# Ausgewählter Auszug
Das hat er mich gleich zu Beginn so gefragt:
„Hasse Kraft?“
Und das nicht, wie ich zunächst befürchtete, weil ich zuvor am Stand die Augen kurz zugemacht hatte:
„Ick hab da’n Fernseher jefunn! Sauschwer. Bin eben umjefalln!“
Nachvollziehbar. Es handelte sich um ein Röhrenungetüm, das näher an unserem 43“-TV war als an meinen 24“-PC-Monitoren und der Typ war um die 60 und wog allenfalls so viel wie die oberen 30% meiner Wenigkeit. Zu zweit war das Ding aber in Windeseile gewuppt und dann ging es zu ihm. Er erzählte mir, dass er die Dinger ausschlachtet, ein bisschen Kohle neben Hartz4, „verstehste?“
Überhaupt hab ich noch einiges aus seinem Leben erzählt bekommen.
Am Ziel angekommen hab ich natürlich auch beim Ausladen geholfen. War aber genauso schnell erledigt, ab der Tür hat dann sein Kumpel mitangepackt, den er in seiner Wohnung einquartiert hätte, weil jener „gar keene Bude“ hätte.
„Wat krichsn jetz?“
„Naja, 13,90€ haben wir schon zusammenbekommen.“
Nur einen Zehner zu bekommen hätte mich nach der Story nicht überrascht. Stattdessen waren es zwei. Und die sollte ich behalten. Unbedingt:
„Dit is ok! Weil de jeholfn hast!“
Also meinen Job gemacht. Aber er schob sogar nach:
„Dit is aba in Ordnung? So finanziell, ja?“
Sagen wir’s mal so: Das höchste Trinkgeld der Schicht. Von einem Arbeitslosen, der seit zwei Jahren keinen Strom in der Bude hat und Fernseher ausschlachtet, um einen obdachlosen Kumpel mit durchzubringen.

# Vorliegende Angaben
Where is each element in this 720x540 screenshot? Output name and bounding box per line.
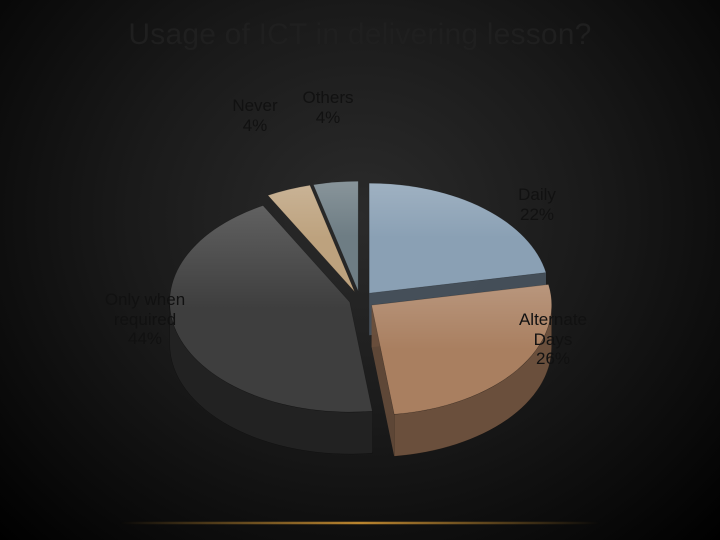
label-required-line3: 44% [128,329,162,348]
label-required-line2: required [114,310,176,329]
pie-chart [150,105,570,465]
label-never-line1: Never [232,96,277,115]
label-daily-line2: 22% [520,205,554,224]
label-alternate-line2: Days [534,330,573,349]
label-alternate: Alternate Days 26% [498,310,608,369]
slide-background: Usage of ICT in delivering lesson? Daily… [0,0,720,540]
label-others-line1: Others [302,88,353,107]
label-never: Never 4% [220,96,290,135]
label-never-line2: 4% [243,116,268,135]
label-others: Others 4% [288,88,368,127]
label-daily-line1: Daily [518,185,556,204]
chart-title: Usage of ICT in delivering lesson? [0,18,720,52]
label-alternate-line1: Alternate [519,310,587,329]
label-alternate-line3: 26% [536,349,570,368]
bottom-accent-line [120,522,600,524]
label-required-line1: Only when [105,290,185,309]
pie-svg [150,105,570,465]
label-required: Only when required 44% [85,290,205,349]
label-others-line2: 4% [316,108,341,127]
label-daily: Daily 22% [492,185,582,224]
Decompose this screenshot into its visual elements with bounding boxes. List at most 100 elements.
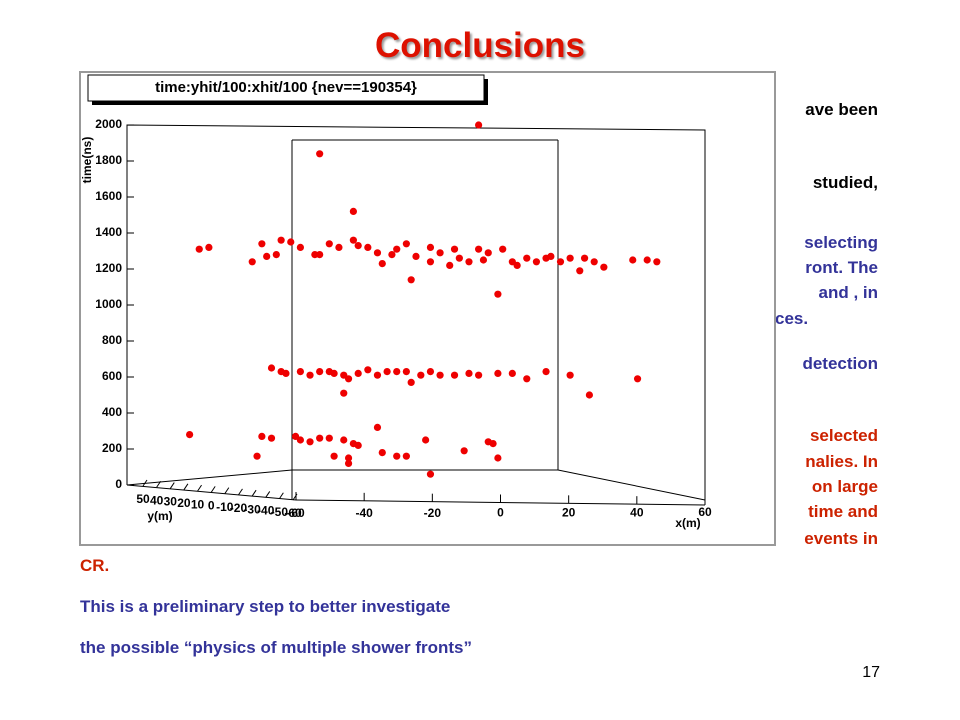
slide-title: Conclusions — [374, 26, 586, 65]
y-tick — [156, 480, 162, 488]
y-tick — [238, 488, 243, 496]
z-tick-label: 1600 — [95, 189, 122, 203]
y-tick-label: -30 — [243, 502, 261, 516]
y-tick-label: 30 — [164, 495, 178, 509]
z-tick-label: 1200 — [95, 261, 122, 275]
point — [325, 240, 333, 248]
y-tick — [142, 479, 148, 487]
point — [296, 436, 304, 444]
point — [633, 375, 642, 383]
point — [306, 371, 314, 379]
y-tick-label: -50 — [271, 505, 289, 519]
point — [373, 423, 382, 431]
point — [277, 236, 285, 244]
point — [446, 261, 454, 269]
point — [340, 389, 348, 397]
point — [393, 245, 401, 253]
point — [566, 371, 574, 379]
point — [499, 245, 507, 253]
y-tick-label: 10 — [191, 497, 205, 511]
point — [475, 371, 483, 379]
point — [450, 245, 459, 253]
y-tick-label: -40 — [257, 504, 275, 518]
point — [248, 258, 256, 266]
point — [267, 434, 276, 442]
x-tick-label: -60 — [287, 506, 305, 520]
point — [205, 243, 213, 251]
z-tick-label: 2000 — [95, 117, 122, 131]
title-box — [87, 74, 485, 102]
point — [378, 260, 386, 268]
text-line: This is a preliminary step to better inv… — [80, 597, 451, 616]
point — [330, 369, 338, 377]
point — [417, 371, 425, 379]
y-tick-label: 0 — [208, 499, 215, 513]
point — [316, 368, 324, 376]
text-fragment: selected — [809, 426, 878, 445]
text-fragment: events in — [804, 529, 878, 548]
text-fragment: ront. The — [805, 258, 878, 277]
point — [460, 447, 468, 455]
y-tick — [251, 489, 257, 497]
y-tick — [169, 482, 175, 489]
x-tick-label: 20 — [562, 506, 576, 520]
z-tick-label: 800 — [102, 333, 122, 347]
point — [494, 454, 502, 462]
x-tick-label: -40 — [355, 506, 373, 520]
point — [426, 258, 435, 266]
point — [412, 252, 420, 260]
point — [576, 267, 584, 275]
point — [388, 251, 396, 259]
point — [393, 452, 401, 460]
z-axis-label: time(ns) — [80, 137, 94, 184]
y-axis-label: y(m) — [147, 509, 172, 523]
point — [296, 243, 304, 251]
point — [335, 243, 343, 251]
x-tick-label: 0 — [497, 506, 504, 520]
point — [426, 368, 435, 376]
point — [489, 440, 497, 448]
point — [340, 436, 348, 444]
point — [378, 449, 386, 457]
point — [383, 368, 391, 376]
point — [532, 258, 541, 266]
point — [186, 431, 194, 439]
point — [393, 368, 401, 376]
z-tick-label: 1800 — [95, 153, 122, 167]
text-fragment: time and — [808, 502, 878, 521]
x-tick-label: 60 — [698, 505, 712, 519]
point — [494, 290, 502, 298]
z-tick-label: 200 — [102, 441, 122, 455]
point — [600, 263, 608, 271]
y-tick-label: -10 — [216, 500, 234, 514]
x-axis-label: x(m) — [675, 516, 700, 530]
point — [402, 368, 410, 376]
point — [436, 249, 444, 257]
point — [354, 441, 362, 449]
y-tick — [183, 483, 189, 491]
point — [547, 252, 555, 260]
point — [465, 258, 473, 266]
y-tick — [292, 493, 298, 501]
point — [556, 258, 565, 266]
point — [407, 276, 415, 284]
y-tick — [224, 487, 230, 494]
point — [422, 436, 430, 444]
point — [475, 245, 483, 253]
point — [287, 238, 295, 246]
point — [629, 256, 637, 264]
x-tick-label: 40 — [630, 505, 644, 519]
point — [494, 369, 502, 377]
point — [585, 391, 594, 399]
point — [373, 249, 382, 257]
point — [364, 366, 372, 374]
point — [542, 368, 550, 376]
point — [316, 434, 324, 442]
text-fragment: ces. — [775, 309, 809, 328]
y-tick — [278, 492, 284, 500]
point — [653, 258, 661, 266]
y-tick-label: -20 — [230, 501, 248, 515]
y-tick-label: 40 — [150, 493, 164, 507]
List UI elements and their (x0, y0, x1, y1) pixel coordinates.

# Aufgabenstellung
Entnimm dem Auszug über den Transport des Röhrenfernsehers wortgetreu alles von „Am Ziel angekommen“ bis hinunter zu „Kumpel mit durchzubringen.“.

# Ergebnis
Am Ziel angekommen hab ich natürlich auch beim Ausladen geholfen. War aber genauso schnell erledigt, ab der Tür hat dann sein Kumpel mitangepackt, den er in seiner Wohnung einquartiert hätte, weil jener „gar keene Bude“ hätte.
„Wat krichsn jetz?“
„Naja, 13,90€ haben wir schon zusammenbekommen.“
Nur einen Zehner zu bekommen hätte mich nach der Story nicht überrascht. Stattdessen waren es zwei. Und die sollte ich behalten. Unbedingt:
„Dit is ok! Weil de jeholfn hast!“
Also meinen Job gemacht. Aber er schob sogar nach:
„Dit is aba in Ordnung? So finanziell, ja?“
Sagen wir’s mal so: Das höchste Trinkgeld der Schicht. Von einem Arbeitslosen, der seit zwei Jahren keinen Strom in der Bude hat und Fernseher ausschlachtet, um einen obdachlosen Kumpel mit durchzubringen.